* _Exercise description_
Find the word "Primary" in the material below and gather every line that contains it.

* _Supplied data_
------------------------------------------------------------------------

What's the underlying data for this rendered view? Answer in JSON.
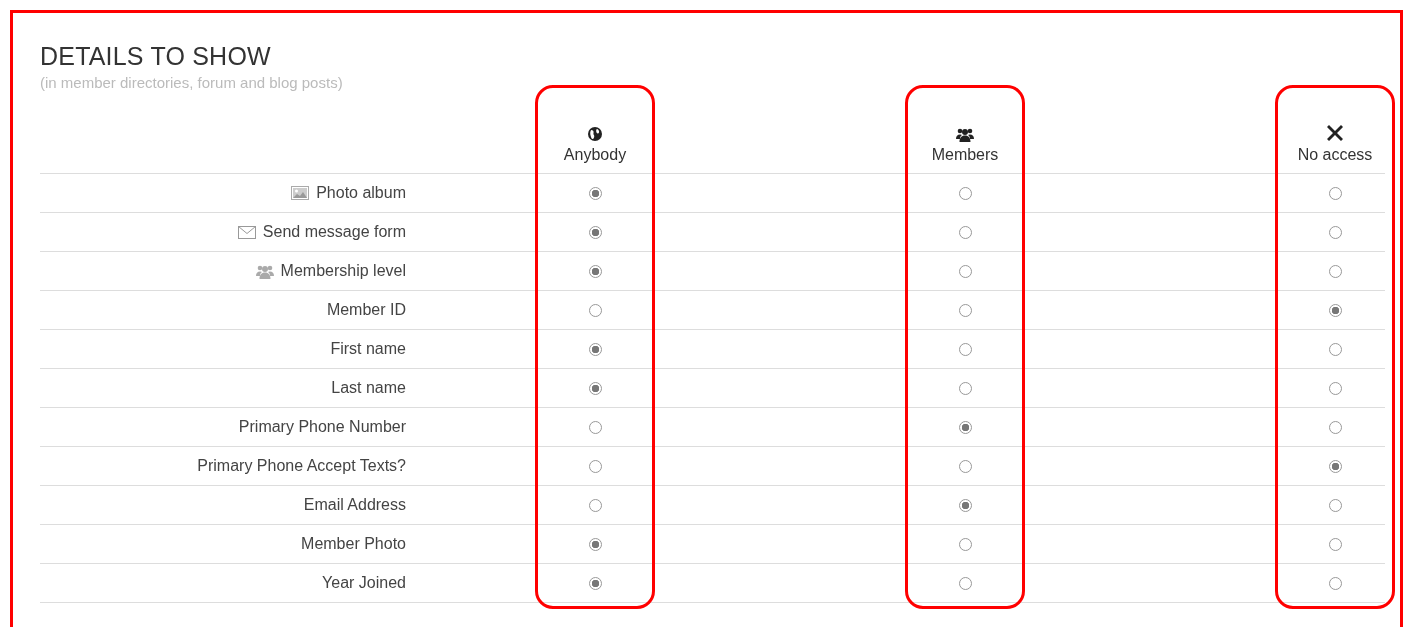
{
  "title": "DETAILS TO SHOW",
  "subtitle": "(in member directories, forum and blog posts)",
  "columns": [
    {
      "label": "Anybody",
      "kind": "globe",
      "highlighted": true
    },
    {
      "label": "Members",
      "kind": "group",
      "highlighted": true
    },
    {
      "label": "No access",
      "kind": "cross",
      "highlighted": true
    }
  ],
  "rows": [
    {
      "label": "Photo album",
      "kind": "photo",
      "options": [
        {
          "selected": true
        },
        {
          "selected": false
        },
        {
          "selected": false
        }
      ]
    },
    {
      "label": "Send message form",
      "kind": "envelope",
      "options": [
        {
          "selected": true
        },
        {
          "selected": false
        },
        {
          "selected": false
        }
      ]
    },
    {
      "label": "Membership level",
      "kind": "group",
      "options": [
        {
          "selected": true
        },
        {
          "selected": false
        },
        {
          "selected": false
        }
      ]
    },
    {
      "label": "Member ID",
      "options": [
        {
          "selected": false
        },
        {
          "selected": false
        },
        {
          "selected": true
        }
      ]
    },
    {
      "label": "First name",
      "options": [
        {
          "selected": true
        },
        {
          "selected": false
        },
        {
          "selected": false
        }
      ]
    },
    {
      "label": "Last name",
      "options": [
        {
          "selected": true
        },
        {
          "selected": false
        },
        {
          "selected": false
        }
      ]
    },
    {
      "label": "Primary Phone Number",
      "options": [
        {
          "selected": false
        },
        {
          "selected": true
        },
        {
          "selected": false
        }
      ]
    },
    {
      "label": "Primary Phone Accept Texts?",
      "options": [
        {
          "selected": false
        },
        {
          "selected": false
        },
        {
          "selected": true
        }
      ]
    },
    {
      "label": "Email Address",
      "options": [
        {
          "selected": false
        },
        {
          "selected": true
        },
        {
          "selected": false
        }
      ]
    },
    {
      "label": "Member Photo",
      "options": [
        {
          "selected": true
        },
        {
          "selected": false
        },
        {
          "selected": false
        }
      ]
    },
    {
      "label": "Year Joined",
      "options": [
        {
          "selected": true
        },
        {
          "selected": false
        },
        {
          "selected": false
        }
      ]
    }
  ]
}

------------------------------------------------------------------------

* _Output for this exercise_
      "label": "Primary Phone Number",
      "label": "Primary Phone Accept Texts?",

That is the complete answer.